# What needs to be done
Gather, from the listing beneath this task, every line holding the string "JSON".

# Data for this task
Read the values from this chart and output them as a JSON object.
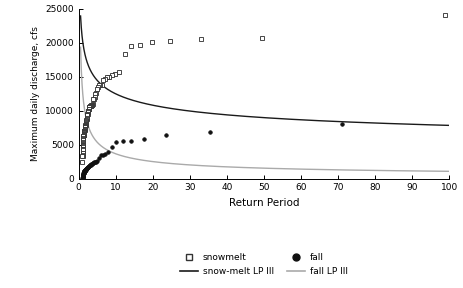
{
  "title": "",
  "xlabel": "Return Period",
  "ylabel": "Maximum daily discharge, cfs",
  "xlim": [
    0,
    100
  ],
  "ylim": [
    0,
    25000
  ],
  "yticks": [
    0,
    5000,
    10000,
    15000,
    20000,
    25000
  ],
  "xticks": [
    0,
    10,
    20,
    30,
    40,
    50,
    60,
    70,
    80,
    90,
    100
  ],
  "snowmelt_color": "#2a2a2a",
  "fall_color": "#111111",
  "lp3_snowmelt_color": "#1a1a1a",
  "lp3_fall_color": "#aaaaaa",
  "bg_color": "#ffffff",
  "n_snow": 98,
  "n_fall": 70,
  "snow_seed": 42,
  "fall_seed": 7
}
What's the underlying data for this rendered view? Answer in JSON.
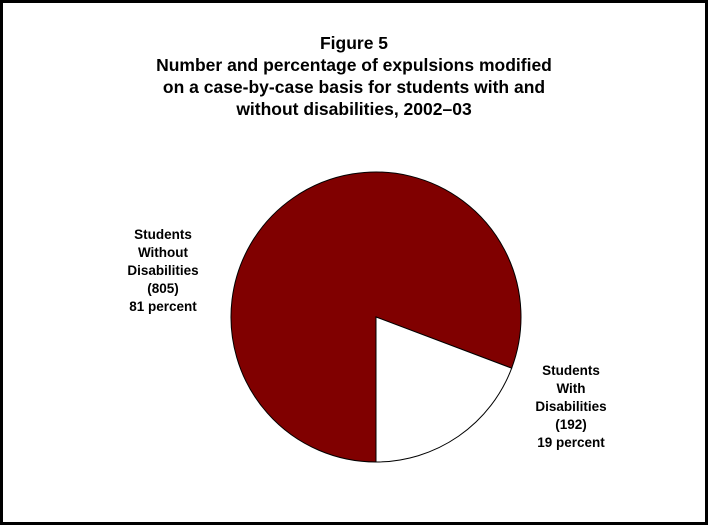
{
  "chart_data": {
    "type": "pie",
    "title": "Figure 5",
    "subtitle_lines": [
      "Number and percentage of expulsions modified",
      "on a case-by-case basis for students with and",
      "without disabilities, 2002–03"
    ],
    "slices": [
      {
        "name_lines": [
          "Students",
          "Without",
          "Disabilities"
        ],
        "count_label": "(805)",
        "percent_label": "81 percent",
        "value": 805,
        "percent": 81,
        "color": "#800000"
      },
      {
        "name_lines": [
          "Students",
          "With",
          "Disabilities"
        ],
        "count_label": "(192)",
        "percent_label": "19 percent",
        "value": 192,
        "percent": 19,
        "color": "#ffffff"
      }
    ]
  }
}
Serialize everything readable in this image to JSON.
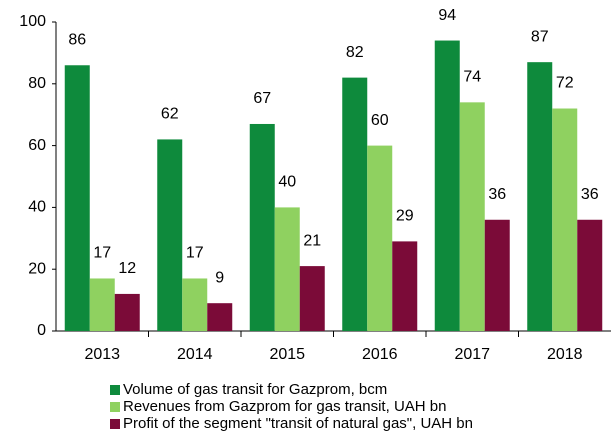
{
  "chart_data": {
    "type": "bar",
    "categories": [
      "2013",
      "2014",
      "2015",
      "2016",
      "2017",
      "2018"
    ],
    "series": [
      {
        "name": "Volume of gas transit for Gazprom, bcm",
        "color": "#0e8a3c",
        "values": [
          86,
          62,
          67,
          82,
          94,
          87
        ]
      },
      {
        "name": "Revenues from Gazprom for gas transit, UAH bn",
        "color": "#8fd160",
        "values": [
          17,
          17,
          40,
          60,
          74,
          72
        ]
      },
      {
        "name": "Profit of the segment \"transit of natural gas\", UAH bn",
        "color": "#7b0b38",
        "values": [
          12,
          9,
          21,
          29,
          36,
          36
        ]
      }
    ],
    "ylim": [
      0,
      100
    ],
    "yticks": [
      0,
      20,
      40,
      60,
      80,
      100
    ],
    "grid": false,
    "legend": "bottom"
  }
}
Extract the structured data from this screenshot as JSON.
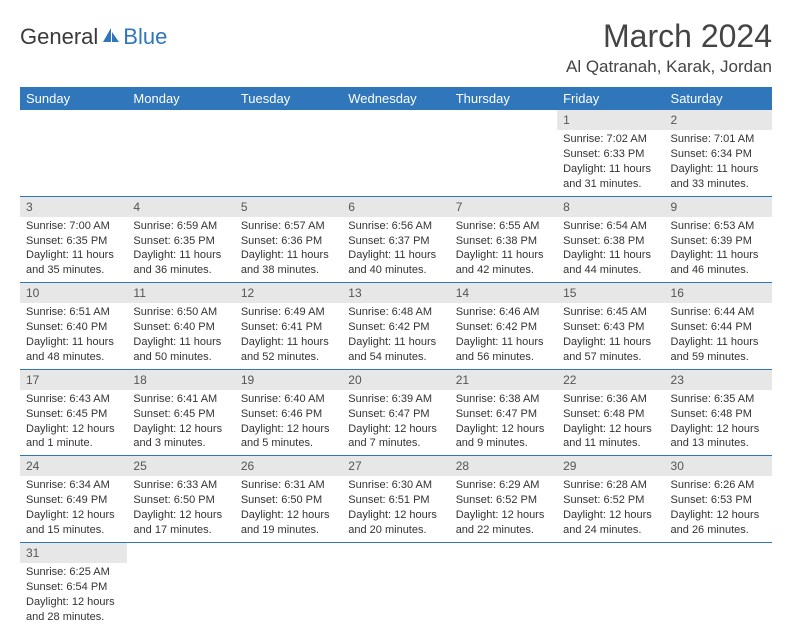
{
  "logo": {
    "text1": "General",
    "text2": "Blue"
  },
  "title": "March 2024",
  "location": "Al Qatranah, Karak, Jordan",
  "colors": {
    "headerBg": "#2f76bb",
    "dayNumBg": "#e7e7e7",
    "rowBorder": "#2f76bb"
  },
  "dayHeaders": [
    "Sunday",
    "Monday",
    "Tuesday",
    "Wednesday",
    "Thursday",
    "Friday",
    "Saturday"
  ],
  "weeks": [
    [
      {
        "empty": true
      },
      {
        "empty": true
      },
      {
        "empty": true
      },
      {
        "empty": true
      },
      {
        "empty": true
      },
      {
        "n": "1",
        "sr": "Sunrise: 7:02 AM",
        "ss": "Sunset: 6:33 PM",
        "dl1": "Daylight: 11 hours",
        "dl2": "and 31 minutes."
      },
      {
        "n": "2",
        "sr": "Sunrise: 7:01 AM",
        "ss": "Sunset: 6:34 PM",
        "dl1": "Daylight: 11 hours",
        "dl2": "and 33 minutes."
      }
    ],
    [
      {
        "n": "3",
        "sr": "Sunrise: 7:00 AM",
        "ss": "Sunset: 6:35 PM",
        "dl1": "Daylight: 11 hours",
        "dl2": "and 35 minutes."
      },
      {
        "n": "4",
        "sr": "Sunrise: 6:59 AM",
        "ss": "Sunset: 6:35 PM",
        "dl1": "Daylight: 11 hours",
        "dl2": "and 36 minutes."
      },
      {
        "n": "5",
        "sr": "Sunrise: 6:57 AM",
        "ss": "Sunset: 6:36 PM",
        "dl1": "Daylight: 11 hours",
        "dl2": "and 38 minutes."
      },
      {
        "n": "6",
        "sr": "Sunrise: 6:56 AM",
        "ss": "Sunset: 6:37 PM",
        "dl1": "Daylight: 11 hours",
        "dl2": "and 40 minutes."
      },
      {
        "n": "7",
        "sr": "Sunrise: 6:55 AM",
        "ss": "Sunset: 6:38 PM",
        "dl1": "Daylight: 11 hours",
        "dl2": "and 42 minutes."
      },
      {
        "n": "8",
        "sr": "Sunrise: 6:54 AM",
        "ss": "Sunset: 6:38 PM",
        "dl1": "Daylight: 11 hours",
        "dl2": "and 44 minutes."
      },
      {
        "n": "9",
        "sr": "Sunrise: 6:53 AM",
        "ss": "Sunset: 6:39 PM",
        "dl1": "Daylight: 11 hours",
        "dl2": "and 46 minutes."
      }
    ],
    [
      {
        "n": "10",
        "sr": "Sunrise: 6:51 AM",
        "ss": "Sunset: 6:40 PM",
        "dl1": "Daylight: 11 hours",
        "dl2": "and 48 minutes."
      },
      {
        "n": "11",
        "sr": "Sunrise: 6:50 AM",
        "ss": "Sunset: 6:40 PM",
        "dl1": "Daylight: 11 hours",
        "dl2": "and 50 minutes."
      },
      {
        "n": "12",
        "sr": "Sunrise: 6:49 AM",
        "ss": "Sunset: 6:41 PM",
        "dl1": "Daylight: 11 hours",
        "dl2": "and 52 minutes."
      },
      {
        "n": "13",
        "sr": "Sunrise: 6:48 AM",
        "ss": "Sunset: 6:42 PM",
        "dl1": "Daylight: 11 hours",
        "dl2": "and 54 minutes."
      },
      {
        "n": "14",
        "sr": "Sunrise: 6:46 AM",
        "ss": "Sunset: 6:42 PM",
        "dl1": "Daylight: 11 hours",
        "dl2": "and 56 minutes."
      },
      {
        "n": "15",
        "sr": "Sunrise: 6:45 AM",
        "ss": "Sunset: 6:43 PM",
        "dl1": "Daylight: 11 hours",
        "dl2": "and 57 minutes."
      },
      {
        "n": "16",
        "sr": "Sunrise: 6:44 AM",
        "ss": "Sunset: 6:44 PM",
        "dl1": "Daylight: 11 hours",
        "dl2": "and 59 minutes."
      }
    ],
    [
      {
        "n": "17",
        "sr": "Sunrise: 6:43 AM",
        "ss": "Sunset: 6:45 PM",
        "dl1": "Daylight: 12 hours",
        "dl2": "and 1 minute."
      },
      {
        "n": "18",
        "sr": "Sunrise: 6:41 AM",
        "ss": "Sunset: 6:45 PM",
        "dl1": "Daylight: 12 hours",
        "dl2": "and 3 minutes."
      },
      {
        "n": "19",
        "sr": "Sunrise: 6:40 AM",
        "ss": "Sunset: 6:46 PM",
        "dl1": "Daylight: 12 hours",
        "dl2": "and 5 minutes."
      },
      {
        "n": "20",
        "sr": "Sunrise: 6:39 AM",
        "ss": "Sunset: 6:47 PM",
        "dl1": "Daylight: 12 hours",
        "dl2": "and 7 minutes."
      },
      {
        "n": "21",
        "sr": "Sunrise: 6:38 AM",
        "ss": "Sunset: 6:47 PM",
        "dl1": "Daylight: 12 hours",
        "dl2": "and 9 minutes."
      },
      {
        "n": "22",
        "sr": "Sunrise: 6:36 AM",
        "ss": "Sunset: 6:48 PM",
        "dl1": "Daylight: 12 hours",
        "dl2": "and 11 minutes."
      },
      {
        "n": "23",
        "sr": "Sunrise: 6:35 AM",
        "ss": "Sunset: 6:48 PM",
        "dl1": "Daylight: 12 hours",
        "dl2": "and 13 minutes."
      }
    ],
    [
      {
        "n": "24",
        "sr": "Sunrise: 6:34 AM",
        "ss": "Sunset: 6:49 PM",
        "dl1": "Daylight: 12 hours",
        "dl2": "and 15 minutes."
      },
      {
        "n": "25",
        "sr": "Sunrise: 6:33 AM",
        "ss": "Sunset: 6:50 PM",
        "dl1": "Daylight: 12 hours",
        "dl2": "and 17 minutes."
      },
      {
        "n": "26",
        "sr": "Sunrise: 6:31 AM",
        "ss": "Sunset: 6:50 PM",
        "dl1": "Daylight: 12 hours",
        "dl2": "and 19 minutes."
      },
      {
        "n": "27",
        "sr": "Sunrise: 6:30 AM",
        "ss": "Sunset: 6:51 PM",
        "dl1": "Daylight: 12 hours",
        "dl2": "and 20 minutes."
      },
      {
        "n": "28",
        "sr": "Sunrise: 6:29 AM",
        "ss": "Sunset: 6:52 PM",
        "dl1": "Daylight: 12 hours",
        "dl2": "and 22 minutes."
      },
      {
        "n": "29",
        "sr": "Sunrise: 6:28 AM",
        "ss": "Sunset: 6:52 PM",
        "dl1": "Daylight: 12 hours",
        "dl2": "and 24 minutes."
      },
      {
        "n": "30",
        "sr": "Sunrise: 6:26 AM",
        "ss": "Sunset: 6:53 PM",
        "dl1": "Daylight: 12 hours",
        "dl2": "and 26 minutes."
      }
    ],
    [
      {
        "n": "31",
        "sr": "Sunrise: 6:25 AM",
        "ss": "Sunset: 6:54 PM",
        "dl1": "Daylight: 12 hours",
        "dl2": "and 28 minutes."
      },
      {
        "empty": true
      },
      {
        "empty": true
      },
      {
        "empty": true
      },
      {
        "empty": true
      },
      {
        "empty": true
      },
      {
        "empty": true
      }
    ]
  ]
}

# Answer in full
Read the values from this chart and output them as a JSON object.
What's the underlying data for this rendered view? Answer in JSON.
Serialize everything readable in this image to JSON.
Extract the structured data from this screenshot as JSON.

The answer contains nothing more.